Stored dataset items:
-- -- --

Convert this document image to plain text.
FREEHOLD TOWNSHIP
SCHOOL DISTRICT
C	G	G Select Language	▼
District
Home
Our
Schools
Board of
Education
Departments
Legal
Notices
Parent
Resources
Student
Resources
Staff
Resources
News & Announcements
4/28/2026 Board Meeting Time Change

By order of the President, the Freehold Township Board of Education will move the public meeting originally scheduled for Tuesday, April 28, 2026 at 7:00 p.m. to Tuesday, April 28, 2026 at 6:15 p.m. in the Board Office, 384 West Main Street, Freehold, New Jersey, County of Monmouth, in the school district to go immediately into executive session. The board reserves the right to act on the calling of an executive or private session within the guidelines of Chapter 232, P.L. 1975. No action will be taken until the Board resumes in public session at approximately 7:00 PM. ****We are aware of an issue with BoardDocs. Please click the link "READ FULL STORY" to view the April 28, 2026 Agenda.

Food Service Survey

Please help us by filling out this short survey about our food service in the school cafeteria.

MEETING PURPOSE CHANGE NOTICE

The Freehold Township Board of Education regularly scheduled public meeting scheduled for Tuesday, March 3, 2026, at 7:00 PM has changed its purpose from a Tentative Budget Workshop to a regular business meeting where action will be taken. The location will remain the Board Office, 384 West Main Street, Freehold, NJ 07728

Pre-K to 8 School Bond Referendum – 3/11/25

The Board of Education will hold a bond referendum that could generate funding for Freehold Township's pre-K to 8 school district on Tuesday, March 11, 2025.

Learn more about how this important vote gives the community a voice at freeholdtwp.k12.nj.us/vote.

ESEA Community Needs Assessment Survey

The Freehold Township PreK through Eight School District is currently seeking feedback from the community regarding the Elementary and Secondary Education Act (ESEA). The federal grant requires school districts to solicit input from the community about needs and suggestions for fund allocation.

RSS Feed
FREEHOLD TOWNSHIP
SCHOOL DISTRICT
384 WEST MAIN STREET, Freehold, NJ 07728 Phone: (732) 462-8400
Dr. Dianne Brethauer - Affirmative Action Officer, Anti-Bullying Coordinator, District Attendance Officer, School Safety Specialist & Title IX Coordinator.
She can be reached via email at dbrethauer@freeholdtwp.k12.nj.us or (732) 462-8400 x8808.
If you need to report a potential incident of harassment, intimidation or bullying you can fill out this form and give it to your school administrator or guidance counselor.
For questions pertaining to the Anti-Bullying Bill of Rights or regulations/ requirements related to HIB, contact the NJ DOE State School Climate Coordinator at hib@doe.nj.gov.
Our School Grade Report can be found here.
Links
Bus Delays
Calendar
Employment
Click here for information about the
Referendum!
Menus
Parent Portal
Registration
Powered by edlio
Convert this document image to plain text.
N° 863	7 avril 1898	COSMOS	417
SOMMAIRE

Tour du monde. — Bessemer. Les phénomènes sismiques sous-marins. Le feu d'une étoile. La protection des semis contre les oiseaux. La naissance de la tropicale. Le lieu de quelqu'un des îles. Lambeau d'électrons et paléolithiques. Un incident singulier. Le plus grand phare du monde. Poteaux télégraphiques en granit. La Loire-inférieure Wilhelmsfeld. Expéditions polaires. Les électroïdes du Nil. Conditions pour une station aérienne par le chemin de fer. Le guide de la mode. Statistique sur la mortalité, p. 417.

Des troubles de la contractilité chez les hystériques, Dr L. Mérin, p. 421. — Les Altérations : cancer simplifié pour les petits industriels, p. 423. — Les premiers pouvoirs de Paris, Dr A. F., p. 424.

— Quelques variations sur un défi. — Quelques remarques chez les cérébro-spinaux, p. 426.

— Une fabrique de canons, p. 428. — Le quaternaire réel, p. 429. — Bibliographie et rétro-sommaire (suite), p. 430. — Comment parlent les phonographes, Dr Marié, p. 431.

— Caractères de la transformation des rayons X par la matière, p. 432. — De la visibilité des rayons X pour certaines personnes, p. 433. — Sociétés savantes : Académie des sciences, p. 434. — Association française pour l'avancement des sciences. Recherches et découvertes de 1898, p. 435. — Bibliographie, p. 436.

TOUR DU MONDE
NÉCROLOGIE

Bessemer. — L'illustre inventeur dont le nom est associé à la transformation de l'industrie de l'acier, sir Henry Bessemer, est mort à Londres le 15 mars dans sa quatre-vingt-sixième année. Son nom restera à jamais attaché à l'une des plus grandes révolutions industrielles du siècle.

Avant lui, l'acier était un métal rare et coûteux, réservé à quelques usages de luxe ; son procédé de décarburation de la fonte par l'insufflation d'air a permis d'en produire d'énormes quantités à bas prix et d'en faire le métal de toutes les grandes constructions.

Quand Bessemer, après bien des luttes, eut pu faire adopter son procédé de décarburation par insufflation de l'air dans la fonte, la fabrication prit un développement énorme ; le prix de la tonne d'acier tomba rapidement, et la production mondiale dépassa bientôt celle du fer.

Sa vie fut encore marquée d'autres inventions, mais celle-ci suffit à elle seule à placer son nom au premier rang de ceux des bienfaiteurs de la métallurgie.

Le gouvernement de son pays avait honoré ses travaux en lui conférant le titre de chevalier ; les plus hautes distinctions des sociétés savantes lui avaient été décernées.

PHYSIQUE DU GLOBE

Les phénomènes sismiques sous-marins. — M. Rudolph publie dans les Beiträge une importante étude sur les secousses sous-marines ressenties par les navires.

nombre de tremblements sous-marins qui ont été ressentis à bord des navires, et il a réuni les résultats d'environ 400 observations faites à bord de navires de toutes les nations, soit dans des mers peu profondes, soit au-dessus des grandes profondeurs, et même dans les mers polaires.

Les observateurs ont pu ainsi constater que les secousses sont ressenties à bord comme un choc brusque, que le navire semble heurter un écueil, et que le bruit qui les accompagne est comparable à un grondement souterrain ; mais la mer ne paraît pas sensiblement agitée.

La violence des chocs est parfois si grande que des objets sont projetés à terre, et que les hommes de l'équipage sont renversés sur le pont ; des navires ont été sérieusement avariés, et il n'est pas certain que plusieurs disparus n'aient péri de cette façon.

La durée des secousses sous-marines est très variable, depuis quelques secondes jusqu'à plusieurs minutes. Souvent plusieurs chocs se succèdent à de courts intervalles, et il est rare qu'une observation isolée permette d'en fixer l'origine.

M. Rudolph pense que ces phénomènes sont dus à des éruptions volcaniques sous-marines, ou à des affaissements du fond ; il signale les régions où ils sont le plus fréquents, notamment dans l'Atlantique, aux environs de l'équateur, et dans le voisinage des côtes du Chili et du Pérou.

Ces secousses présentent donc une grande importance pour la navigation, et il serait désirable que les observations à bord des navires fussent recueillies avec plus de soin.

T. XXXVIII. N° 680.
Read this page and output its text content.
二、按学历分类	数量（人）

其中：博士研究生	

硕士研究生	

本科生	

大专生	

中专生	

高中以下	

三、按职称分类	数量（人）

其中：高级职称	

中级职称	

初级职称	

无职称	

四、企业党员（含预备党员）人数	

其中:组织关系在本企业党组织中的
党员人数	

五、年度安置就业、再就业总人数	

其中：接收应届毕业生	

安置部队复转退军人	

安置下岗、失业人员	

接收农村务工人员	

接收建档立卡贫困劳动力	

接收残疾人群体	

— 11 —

-- -- --

## THE PROBLEM
Extract, word for word, each line of the listing above.

## EXPECTED OUTPUT
Convert this document image to plain text.
FREEHOLD TOWNSHIP
SCHOOL DISTRICT
C	G	G Select Language	▼
District
Home
Our
Schools
Board of
Education
Departments
Legal
Notices
Parent
Resources
Student
Resources
Staff
Resources
News & Announcements
4/28/2026 Board Meeting Time Change

By order of the President, the Freehold Township Board of Education will move the public meeting originally scheduled for Tuesday, April 28, 2026 at 7:00 p.m. to Tuesday, April 28, 2026 at 6:15 p.m. in the Board Office, 384 West Main Street, Freehold, New Jersey, County of Monmouth, in the school district to go immediately into executive session. The board reserves the right to act on the calling of an executive or private session within the guidelines of Chapter 232, P.L. 1975. No action will be taken until the Board resumes in public session at approximately 7:00 PM. ****We are aware of an issue with BoardDocs. Please click the link "READ FULL STORY" to view the April 28, 2026 Agenda.

Food Service Survey

Please help us by filling out this short survey about our food service in the school cafeteria.

MEETING PURPOSE CHANGE NOTICE

The Freehold Township Board of Education regularly scheduled public meeting scheduled for Tuesday, March 3, 2026, at 7:00 PM has changed its purpose from a Tentative Budget Workshop to a regular business meeting where action will be taken. The location will remain the Board Office, 384 West Main Street, Freehold, NJ 07728

Pre-K to 8 School Bond Referendum – 3/11/25

The Board of Education will hold a bond referendum that could generate funding for Freehold Township's pre-K to 8 school district on Tuesday, March 11, 2025.

Learn more about how this important vote gives the community a voice at freeholdtwp.k12.nj.us/vote.

ESEA Community Needs Assessment Survey

The Freehold Township PreK through Eight School District is currently seeking feedback from the community regarding the Elementary and Secondary Education Act (ESEA). The federal grant requires school districts to solicit input from the community about needs and suggestions for fund allocation.

RSS Feed
FREEHOLD TOWNSHIP
SCHOOL DISTRICT
384 WEST MAIN STREET, Freehold, NJ 07728 Phone: (732) 462-8400
Dr. Dianne Brethauer - Affirmative Action Officer, Anti-Bullying Coordinator, District Attendance Officer, School Safety Specialist & Title IX Coordinator.
She can be reached via email at dbrethauer@freeholdtwp.k12.nj.us or (732) 462-8400 x8808.
If you need to report a potential incident of harassment, intimidation or bullying you can fill out this form and give it to your school administrator or guidance counselor.
For questions pertaining to the Anti-Bullying Bill of Rights or regulations/ requirements related to HIB, contact the NJ DOE State School Climate Coordinator at hib@doe.nj.gov.
Our School Grade Report can be found here.
Links
Bus Delays
Calendar
Employment
Click here for information about the
Referendum!
Menus
Parent Portal
Registration
Powered by edlio
Convert this document image to plain text.
N° 863	7 avril 1898	COSMOS	417
SOMMAIRE

Tour du monde. — Bessemer. Les phénomènes sismiques sous-marins. Le feu d'une étoile. La protection des semis contre les oiseaux. La naissance de la tropicale. Le lieu de quelqu'un des îles. Lambeau d'électrons et paléolithiques. Un incident singulier. Le plus grand phare du monde. Poteaux télégraphiques en granit. La Loire-inférieure Wilhelmsfeld. Expéditions polaires. Les électroïdes du Nil. Conditions pour une station aérienne par le chemin de fer. Le guide de la mode. Statistique sur la mortalité, p. 417.

Des troubles de la contractilité chez les hystériques, Dr L. Mérin, p. 421. — Les Altérations : cancer simplifié pour les petits industriels, p. 423. — Les premiers pouvoirs de Paris, Dr A. F., p. 424.

— Quelques variations sur un défi. — Quelques remarques chez les cérébro-spinaux, p. 426.

— Une fabrique de canons, p. 428. — Le quaternaire réel, p. 429. — Bibliographie et rétro-sommaire (suite), p. 430. — Comment parlent les phonographes, Dr Marié, p. 431.

— Caractères de la transformation des rayons X par la matière, p. 432. — De la visibilité des rayons X pour certaines personnes, p. 433. — Sociétés savantes : Académie des sciences, p. 434. — Association française pour l'avancement des sciences. Recherches et découvertes de 1898, p. 435. — Bibliographie, p. 436.

TOUR DU MONDE
NÉCROLOGIE

Bessemer. — L'illustre inventeur dont le nom est associé à la transformation de l'industrie de l'acier, sir Henry Bessemer, est mort à Londres le 15 mars dans sa quatre-vingt-sixième année. Son nom restera à jamais attaché à l'une des plus grandes révolutions industrielles du siècle.

Avant lui, l'acier était un métal rare et coûteux, réservé à quelques usages de luxe ; son procédé de décarburation de la fonte par l'insufflation d'air a permis d'en produire d'énormes quantités à bas prix et d'en faire le métal de toutes les grandes constructions.

Quand Bessemer, après bien des luttes, eut pu faire adopter son procédé de décarburation par insufflation de l'air dans la fonte, la fabrication prit un développement énorme ; le prix de la tonne d'acier tomba rapidement, et la production mondiale dépassa bientôt celle du fer.

Sa vie fut encore marquée d'autres inventions, mais celle-ci suffit à elle seule à placer son nom au premier rang de ceux des bienfaiteurs de la métallurgie.

Le gouvernement de son pays avait honoré ses travaux en lui conférant le titre de chevalier ; les plus hautes distinctions des sociétés savantes lui avaient été décernées.

PHYSIQUE DU GLOBE

Les phénomènes sismiques sous-marins. — M. Rudolph publie dans les Beiträge une importante étude sur les secousses sous-marines ressenties par les navires.

nombre de tremblements sous-marins qui ont été ressentis à bord des navires, et il a réuni les résultats d'environ 400 observations faites à bord de navires de toutes les nations, soit dans des mers peu profondes, soit au-dessus des grandes profondeurs, et même dans les mers polaires.

Les observateurs ont pu ainsi constater que les secousses sont ressenties à bord comme un choc brusque, que le navire semble heurter un écueil, et que le bruit qui les accompagne est comparable à un grondement souterrain ; mais la mer ne paraît pas sensiblement agitée.

La violence des chocs est parfois si grande que des objets sont projetés à terre, et que les hommes de l'équipage sont renversés sur le pont ; des navires ont été sérieusement avariés, et il n'est pas certain que plusieurs disparus n'aient péri de cette façon.

La durée des secousses sous-marines est très variable, depuis quelques secondes jusqu'à plusieurs minutes. Souvent plusieurs chocs se succèdent à de courts intervalles, et il est rare qu'une observation isolée permette d'en fixer l'origine.

M. Rudolph pense que ces phénomènes sont dus à des éruptions volcaniques sous-marines, ou à des affaissements du fond ; il signale les régions où ils sont le plus fréquents, notamment dans l'Atlantique, aux environs de l'équateur, et dans le voisinage des côtes du Chili et du Pérou.

Ces secousses présentent donc une grande importance pour la navigation, et il serait désirable que les observations à bord des navires fussent recueillies avec plus de soin.

T. XXXVIII. N° 680.
Read this page and output its text content.
二、按学历分类	数量（人）

其中：博士研究生	

硕士研究生	

本科生	

大专生	

中专生	

高中以下	

三、按职称分类	数量（人）

其中：高级职称	

中级职称	

初级职称	

无职称	

四、企业党员（含预备党员）人数	

其中:组织关系在本企业党组织中的
党员人数	

五、年度安置就业、再就业总人数	

其中：接收应届毕业生	

安置部队复转退军人	

安置下岗、失业人员	

接收农村务工人员	

接收建档立卡贫困劳动力	

接收残疾人群体	

— 11 —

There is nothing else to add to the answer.